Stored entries
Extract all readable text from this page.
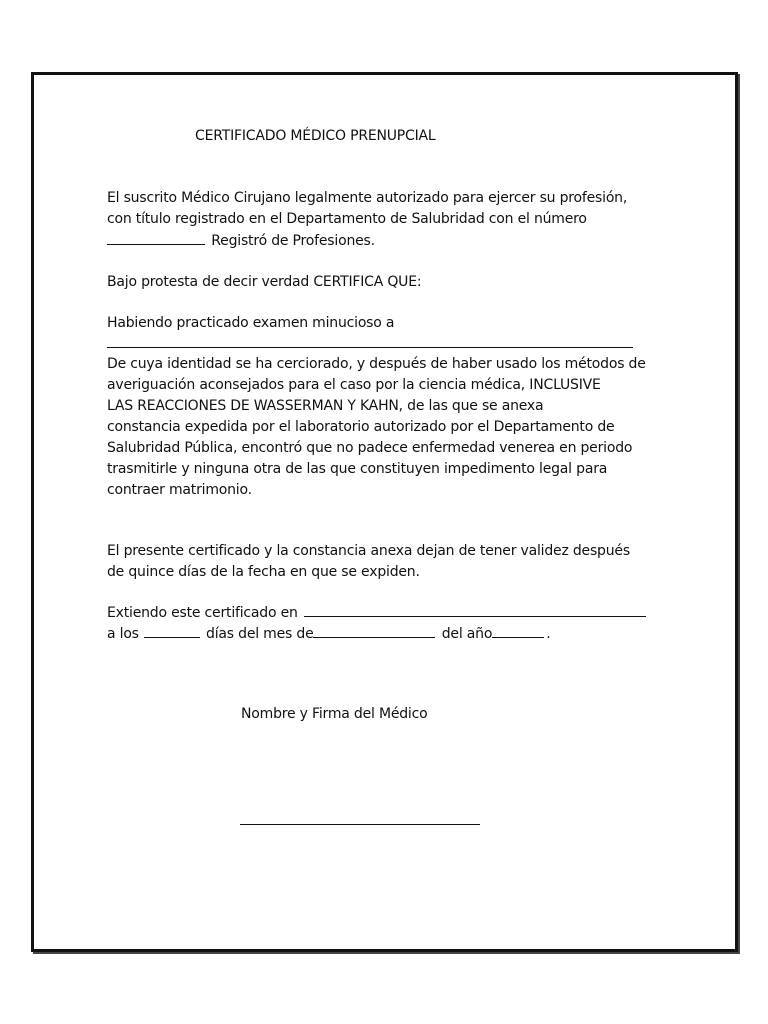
CERTIFICADO MÉDICO PRENUPCIAL
El suscrito Médico Cirujano legalmente autorizado para ejercer su profesión,
con título registrado en el Departamento de Salubridad con el número
Registró de Profesiones.
Bajo protesta de decir verdad CERTIFICA QUE:
Habiendo practicado examen minucioso a
De cuya identidad se ha cerciorado, y después de haber usado los métodos de
averiguación aconsejados para el caso por la ciencia médica, INCLUSIVE
LAS REACCIONES DE WASSERMAN Y KAHN, de las que se anexa
constancia expedida por el laboratorio autorizado por el Departamento de
Salubridad Pública, encontró que no padece enfermedad venerea en periodo
trasmitirle y ninguna otra de las que constituyen impedimento legal para
contraer matrimonio.
El presente certificado y la constancia anexa dejan de tener validez después
de quince días de la fecha en que se expiden.
Extiendo este certificado en
a los	días del mes de	del año	.
Nombre y Firma del Médico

• [WRITTEN PROBLEM] Take the records above and transcribe them exactly, dropping every picture.

• [OUTPUT FOR THIS TASK]
Extract all readable text from this page.
CERTIFICADO MÉDICO PRENUPCIAL
El suscrito Médico Cirujano legalmente autorizado para ejercer su profesión,
con título registrado en el Departamento de Salubridad con el número
Registró de Profesiones.
Bajo protesta de decir verdad CERTIFICA QUE:
Habiendo practicado examen minucioso a
De cuya identidad se ha cerciorado, y después de haber usado los métodos de
averiguación aconsejados para el caso por la ciencia médica, INCLUSIVE
LAS REACCIONES DE WASSERMAN Y KAHN, de las que se anexa
constancia expedida por el laboratorio autorizado por el Departamento de
Salubridad Pública, encontró que no padece enfermedad venerea en periodo
trasmitirle y ninguna otra de las que constituyen impedimento legal para
contraer matrimonio.
El presente certificado y la constancia anexa dejan de tener validez después
de quince días de la fecha en que se expiden.
Extiendo este certificado en
a los	días del mes de	del año	.
Nombre y Firma del Médico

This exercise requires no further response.